[Data records]
** begin **

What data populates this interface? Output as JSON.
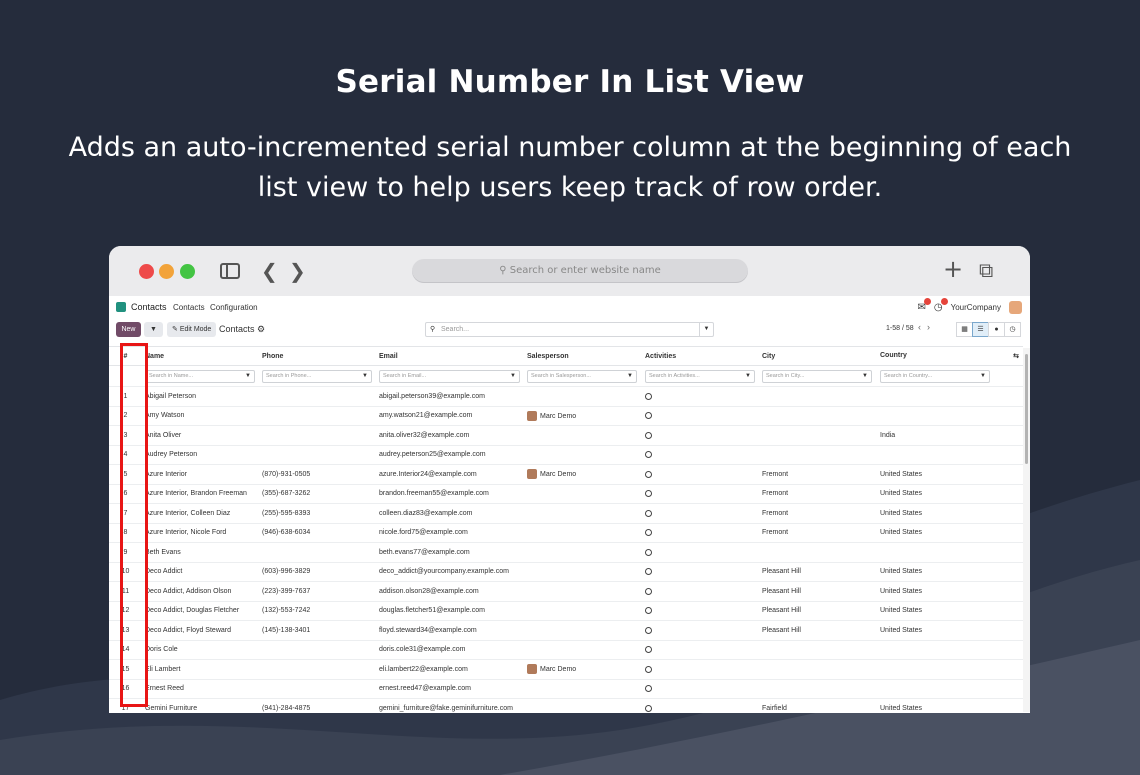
{
  "headline": "Serial Number In List View",
  "subline": "Adds an auto-incremented serial number column at the beginning of each list view to help users keep track of row order.",
  "browser": {
    "url_placeholder": "Search or enter website name",
    "new_tab_icon": "plus-icon",
    "tabs_icon": "tabs-icon"
  },
  "app": {
    "name": "Contacts",
    "menu": [
      "Contacts",
      "Configuration"
    ],
    "company": "YourCompany",
    "new_label": "New",
    "edit_mode_label": "Edit Mode",
    "breadcrumb": "Contacts",
    "search_placeholder": "Search...",
    "pager": "1-58 / 58"
  },
  "table": {
    "columns": [
      "#",
      "Name",
      "Phone",
      "Email",
      "Salesperson",
      "Activities",
      "City",
      "Country"
    ],
    "filters": [
      "Search in Name...",
      "Search in Phone...",
      "Search in Email...",
      "Search in Salesperson...",
      "Search in Activities...",
      "Search in City...",
      "Search in Country..."
    ],
    "rows": [
      {
        "n": "1",
        "name": "Abigail Peterson",
        "phone": "",
        "email": "abigail.peterson39@example.com",
        "sp": "",
        "city": "",
        "country": ""
      },
      {
        "n": "2",
        "name": "Amy Watson",
        "phone": "",
        "email": "amy.watson21@example.com",
        "sp": "Marc Demo",
        "city": "",
        "country": ""
      },
      {
        "n": "3",
        "name": "Anita Oliver",
        "phone": "",
        "email": "anita.oliver32@example.com",
        "sp": "",
        "city": "",
        "country": "India"
      },
      {
        "n": "4",
        "name": "Audrey Peterson",
        "phone": "",
        "email": "audrey.peterson25@example.com",
        "sp": "",
        "city": "",
        "country": ""
      },
      {
        "n": "5",
        "name": "Azure Interior",
        "phone": "(870)-931-0505",
        "email": "azure.Interior24@example.com",
        "sp": "Marc Demo",
        "city": "Fremont",
        "country": "United States"
      },
      {
        "n": "6",
        "name": "Azure Interior, Brandon Freeman",
        "phone": "(355)-687-3262",
        "email": "brandon.freeman55@example.com",
        "sp": "",
        "city": "Fremont",
        "country": "United States"
      },
      {
        "n": "7",
        "name": "Azure Interior, Colleen Diaz",
        "phone": "(255)-595-8393",
        "email": "colleen.diaz83@example.com",
        "sp": "",
        "city": "Fremont",
        "country": "United States"
      },
      {
        "n": "8",
        "name": "Azure Interior, Nicole Ford",
        "phone": "(946)-638-6034",
        "email": "nicole.ford75@example.com",
        "sp": "",
        "city": "Fremont",
        "country": "United States"
      },
      {
        "n": "9",
        "name": "Beth Evans",
        "phone": "",
        "email": "beth.evans77@example.com",
        "sp": "",
        "city": "",
        "country": ""
      },
      {
        "n": "10",
        "name": "Deco Addict",
        "phone": "(603)-996-3829",
        "email": "deco_addict@yourcompany.example.com",
        "sp": "",
        "city": "Pleasant Hill",
        "country": "United States"
      },
      {
        "n": "11",
        "name": "Deco Addict, Addison Olson",
        "phone": "(223)-399-7637",
        "email": "addison.olson28@example.com",
        "sp": "",
        "city": "Pleasant Hill",
        "country": "United States"
      },
      {
        "n": "12",
        "name": "Deco Addict, Douglas Fletcher",
        "phone": "(132)-553-7242",
        "email": "douglas.fletcher51@example.com",
        "sp": "",
        "city": "Pleasant Hill",
        "country": "United States"
      },
      {
        "n": "13",
        "name": "Deco Addict, Floyd Steward",
        "phone": "(145)-138-3401",
        "email": "floyd.steward34@example.com",
        "sp": "",
        "city": "Pleasant Hill",
        "country": "United States"
      },
      {
        "n": "14",
        "name": "Doris Cole",
        "phone": "",
        "email": "doris.cole31@example.com",
        "sp": "",
        "city": "",
        "country": ""
      },
      {
        "n": "15",
        "name": "Eli Lambert",
        "phone": "",
        "email": "eli.lambert22@example.com",
        "sp": "Marc Demo",
        "city": "",
        "country": ""
      },
      {
        "n": "16",
        "name": "Ernest Reed",
        "phone": "",
        "email": "ernest.reed47@example.com",
        "sp": "",
        "city": "",
        "country": ""
      },
      {
        "n": "17",
        "name": "Gemini Furniture",
        "phone": "(941)-284-4875",
        "email": "gemini_furniture@fake.geminifurniture.com",
        "sp": "",
        "city": "Fairfield",
        "country": "United States"
      }
    ]
  },
  "colors": {
    "background": "#252c3c",
    "brand": "#714b67",
    "highlight": "#e81515"
  }
}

** end **

*WHAT IS BEING ASKED*:
Copy the listing exactly. Any image in it stays out of the copy.

*COMPLETED EXERCISE*:
What data populates this interface? Output as JSON.
{
  "headline": "Serial Number In List View",
  "subline": "Adds an auto-incremented serial number column at the beginning of each list view to help users keep track of row order.",
  "browser": {
    "url_placeholder": "Search or enter website name",
    "new_tab_icon": "plus-icon",
    "tabs_icon": "tabs-icon"
  },
  "app": {
    "name": "Contacts",
    "menu": [
      "Contacts",
      "Configuration"
    ],
    "company": "YourCompany",
    "new_label": "New",
    "edit_mode_label": "Edit Mode",
    "breadcrumb": "Contacts",
    "search_placeholder": "Search...",
    "pager": "1-58 / 58"
  },
  "table": {
    "columns": [
      "#",
      "Name",
      "Phone",
      "Email",
      "Salesperson",
      "Activities",
      "City",
      "Country"
    ],
    "filters": [
      "Search in Name...",
      "Search in Phone...",
      "Search in Email...",
      "Search in Salesperson...",
      "Search in Activities...",
      "Search in City...",
      "Search in Country..."
    ],
    "rows": [
      {
        "n": "1",
        "name": "Abigail Peterson",
        "phone": "",
        "email": "abigail.peterson39@example.com",
        "sp": "",
        "city": "",
        "country": ""
      },
      {
        "n": "2",
        "name": "Amy Watson",
        "phone": "",
        "email": "amy.watson21@example.com",
        "sp": "Marc Demo",
        "city": "",
        "country": ""
      },
      {
        "n": "3",
        "name": "Anita Oliver",
        "phone": "",
        "email": "anita.oliver32@example.com",
        "sp": "",
        "city": "",
        "country": "India"
      },
      {
        "n": "4",
        "name": "Audrey Peterson",
        "phone": "",
        "email": "audrey.peterson25@example.com",
        "sp": "",
        "city": "",
        "country": ""
      },
      {
        "n": "5",
        "name": "Azure Interior",
        "phone": "(870)-931-0505",
        "email": "azure.Interior24@example.com",
        "sp": "Marc Demo",
        "city": "Fremont",
        "country": "United States"
      },
      {
        "n": "6",
        "name": "Azure Interior, Brandon Freeman",
        "phone": "(355)-687-3262",
        "email": "brandon.freeman55@example.com",
        "sp": "",
        "city": "Fremont",
        "country": "United States"
      },
      {
        "n": "7",
        "name": "Azure Interior, Colleen Diaz",
        "phone": "(255)-595-8393",
        "email": "colleen.diaz83@example.com",
        "sp": "",
        "city": "Fremont",
        "country": "United States"
      },
      {
        "n": "8",
        "name": "Azure Interior, Nicole Ford",
        "phone": "(946)-638-6034",
        "email": "nicole.ford75@example.com",
        "sp": "",
        "city": "Fremont",
        "country": "United States"
      },
      {
        "n": "9",
        "name": "Beth Evans",
        "phone": "",
        "email": "beth.evans77@example.com",
        "sp": "",
        "city": "",
        "country": ""
      },
      {
        "n": "10",
        "name": "Deco Addict",
        "phone": "(603)-996-3829",
        "email": "deco_addict@yourcompany.example.com",
        "sp": "",
        "city": "Pleasant Hill",
        "country": "United States"
      },
      {
        "n": "11",
        "name": "Deco Addict, Addison Olson",
        "phone": "(223)-399-7637",
        "email": "addison.olson28@example.com",
        "sp": "",
        "city": "Pleasant Hill",
        "country": "United States"
      },
      {
        "n": "12",
        "name": "Deco Addict, Douglas Fletcher",
        "phone": "(132)-553-7242",
        "email": "douglas.fletcher51@example.com",
        "sp": "",
        "city": "Pleasant Hill",
        "country": "United States"
      },
      {
        "n": "13",
        "name": "Deco Addict, Floyd Steward",
        "phone": "(145)-138-3401",
        "email": "floyd.steward34@example.com",
        "sp": "",
        "city": "Pleasant Hill",
        "country": "United States"
      },
      {
        "n": "14",
        "name": "Doris Cole",
        "phone": "",
        "email": "doris.cole31@example.com",
        "sp": "",
        "city": "",
        "country": ""
      },
      {
        "n": "15",
        "name": "Eli Lambert",
        "phone": "",
        "email": "eli.lambert22@example.com",
        "sp": "Marc Demo",
        "city": "",
        "country": ""
      },
      {
        "n": "16",
        "name": "Ernest Reed",
        "phone": "",
        "email": "ernest.reed47@example.com",
        "sp": "",
        "city": "",
        "country": ""
      },
      {
        "n": "17",
        "name": "Gemini Furniture",
        "phone": "(941)-284-4875",
        "email": "gemini_furniture@fake.geminifurniture.com",
        "sp": "",
        "city": "Fairfield",
        "country": "United States"
      }
    ]
  },
  "colors": {
    "background": "#252c3c",
    "brand": "#714b67",
    "highlight": "#e81515"
  }
}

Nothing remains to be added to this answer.